## GIVEN REQUEST
Each entry needs to be restated exactly as written.

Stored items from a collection
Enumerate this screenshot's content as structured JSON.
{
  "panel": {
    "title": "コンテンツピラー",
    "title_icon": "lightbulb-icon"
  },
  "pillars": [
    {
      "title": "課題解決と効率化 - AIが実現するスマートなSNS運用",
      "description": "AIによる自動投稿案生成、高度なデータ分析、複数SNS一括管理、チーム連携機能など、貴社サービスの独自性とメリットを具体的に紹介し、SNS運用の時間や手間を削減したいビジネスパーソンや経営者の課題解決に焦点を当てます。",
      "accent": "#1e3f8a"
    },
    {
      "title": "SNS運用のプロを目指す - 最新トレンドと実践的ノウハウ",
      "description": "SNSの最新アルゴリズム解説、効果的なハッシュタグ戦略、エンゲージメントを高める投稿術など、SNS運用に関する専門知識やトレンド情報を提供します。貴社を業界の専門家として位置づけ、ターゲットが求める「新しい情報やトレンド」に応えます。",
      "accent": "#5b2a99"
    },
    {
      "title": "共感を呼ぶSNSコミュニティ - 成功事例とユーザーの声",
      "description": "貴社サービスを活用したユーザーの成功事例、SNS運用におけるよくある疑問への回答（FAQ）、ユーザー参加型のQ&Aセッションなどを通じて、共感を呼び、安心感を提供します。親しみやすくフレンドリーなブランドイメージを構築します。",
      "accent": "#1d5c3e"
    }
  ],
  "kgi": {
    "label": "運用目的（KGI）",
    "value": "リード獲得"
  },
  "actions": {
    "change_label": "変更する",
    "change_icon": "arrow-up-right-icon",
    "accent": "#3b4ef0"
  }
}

## FINAL RESULT
Enumerate this screenshot's content as structured JSON.
{
  "panel": {
    "title": "コンテンツピラー",
    "title_icon": "lightbulb-icon"
  },
  "pillars": [
    {
      "title": "課題解決と効率化 - AIが実現するスマートなSNS運用",
      "description": "AIによる自動投稿案生成、高度なデータ分析、複数SNS一括管理、チーム連携機能など、貴社サービスの独自性とメリットを具体的に紹介し、SNS運用の時間や手間を削減したいビジネスパーソンや経営者の課題解決に焦点を当てます。",
      "accent": "#1e3f8a"
    },
    {
      "title": "SNS運用のプロを目指す - 最新トレンドと実践的ノウハウ",
      "description": "SNSの最新アルゴリズム解説、効果的なハッシュタグ戦略、エンゲージメントを高める投稿術など、SNS運用に関する専門知識やトレンド情報を提供します。貴社を業界の専門家として位置づけ、ターゲットが求める「新しい情報やトレンド」に応えます。",
      "accent": "#5b2a99"
    },
    {
      "title": "共感を呼ぶSNSコミュニティ - 成功事例とユーザーの声",
      "description": "貴社サービスを活用したユーザーの成功事例、SNS運用におけるよくある疑問への回答（FAQ）、ユーザー参加型のQ&Aセッションなどを通じて、共感を呼び、安心感を提供します。親しみやすくフレンドリーなブランドイメージを構築します。",
      "accent": "#1d5c3e"
    }
  ],
  "kgi": {
    "label": "運用目的（KGI）",
    "value": "リード獲得"
  },
  "actions": {
    "change_label": "変更する",
    "change_icon": "arrow-up-right-icon",
    "accent": "#3b4ef0"
  }
}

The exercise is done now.